▼▼▼

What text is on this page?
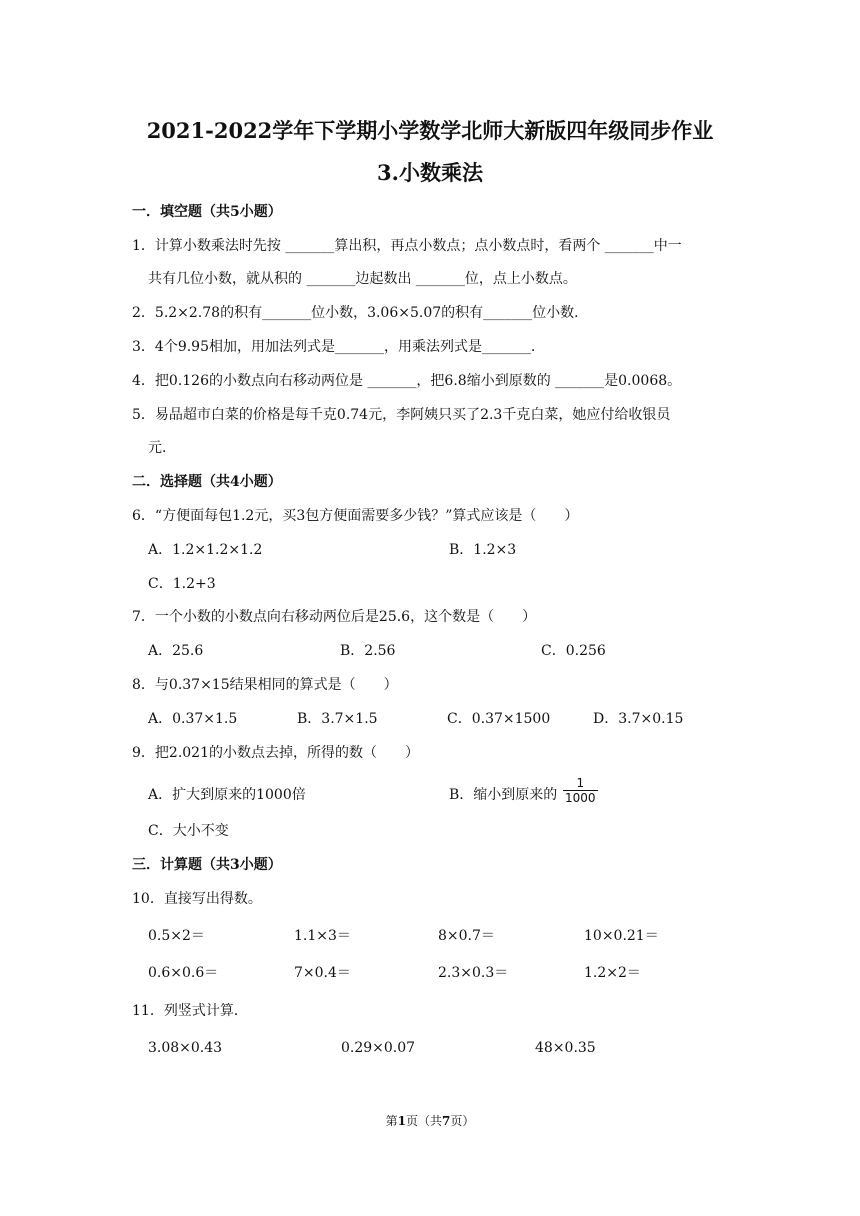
2021-2022学年下学期小学数学北师大新版四年级同步作业
3.小数乘法
一．填空题（共5小题）
1．计算小数乘法时先按 _______算出积，再点小数点；点小数点时，看两个 _______中一
共有几位小数，就从积的 _______边起数出 _______位，点上小数点。
2．5.2×2.78的积有_______位小数，3.06×5.07的积有_______位小数．
3．4个9.95相加，用加法列式是_______，用乘法列式是_______．
4．把0.126的小数点向右移动两位是 _______，把6.8缩小到原数的 _______是0.0068。
5．易品超市白菜的价格是每千克0.74元，李阿姨只买了2.3千克白菜，她应付给收银员
元．
二．选择题（共4小题）
6．“方便面每包1.2元，买3包方便面需要多少钱？”算式应该是（　　）
A．1.2×1.2×1.2	B．1.2×3
C．1.2+3
7．一个小数的小数点向右移动两位后是25.6，这个数是（　　）
A．25.6	B．2.56	C．0.256
8．与0.37×15结果相同的算式是（　　）
A．0.37×1.5	B．3.7×1.5	C．0.37×1500	D．3.7×0.15
9．把2.021的小数点去掉，所得的数（　　）
A．扩大到原来的1000倍	B．缩小到原来的
1
1000
C．大小不变
三．计算题（共3小题）
10．直接写出得数。
0.5×2＝	1.1×3＝	8×0.7＝	10×0.21＝
0.6×0.6＝	7×0.4＝	2.3×0.3＝	1.2×2＝
11．列竖式计算．
3.08×0.43	0.29×0.07	48×0.35
第1页（共7页）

▲▲▲

• **Exercise description**
Print the complete listing exactly as it stands, without its pictures.

• **Solution for this task**
What text is on this page?
2021-2022学年下学期小学数学北师大新版四年级同步作业
3.小数乘法
一．填空题（共5小题）
1．计算小数乘法时先按 _______算出积，再点小数点；点小数点时，看两个 _______中一
共有几位小数，就从积的 _______边起数出 _______位，点上小数点。
2．5.2×2.78的积有_______位小数，3.06×5.07的积有_______位小数．
3．4个9.95相加，用加法列式是_______，用乘法列式是_______．
4．把0.126的小数点向右移动两位是 _______，把6.8缩小到原数的 _______是0.0068。
5．易品超市白菜的价格是每千克0.74元，李阿姨只买了2.3千克白菜，她应付给收银员
元．
二．选择题（共4小题）
6．“方便面每包1.2元，买3包方便面需要多少钱？”算式应该是（　　）
A．1.2×1.2×1.2	B．1.2×3
C．1.2+3
7．一个小数的小数点向右移动两位后是25.6，这个数是（　　）
A．25.6	B．2.56	C．0.256
8．与0.37×15结果相同的算式是（　　）
A．0.37×1.5	B．3.7×1.5	C．0.37×1500	D．3.7×0.15
9．把2.021的小数点去掉，所得的数（　　）
A．扩大到原来的1000倍	B．缩小到原来的
1
1000
C．大小不变
三．计算题（共3小题）
10．直接写出得数。
0.5×2＝	1.1×3＝	8×0.7＝	10×0.21＝
0.6×0.6＝	7×0.4＝	2.3×0.3＝	1.2×2＝
11．列竖式计算．
3.08×0.43	0.29×0.07	48×0.35
第1页（共7页）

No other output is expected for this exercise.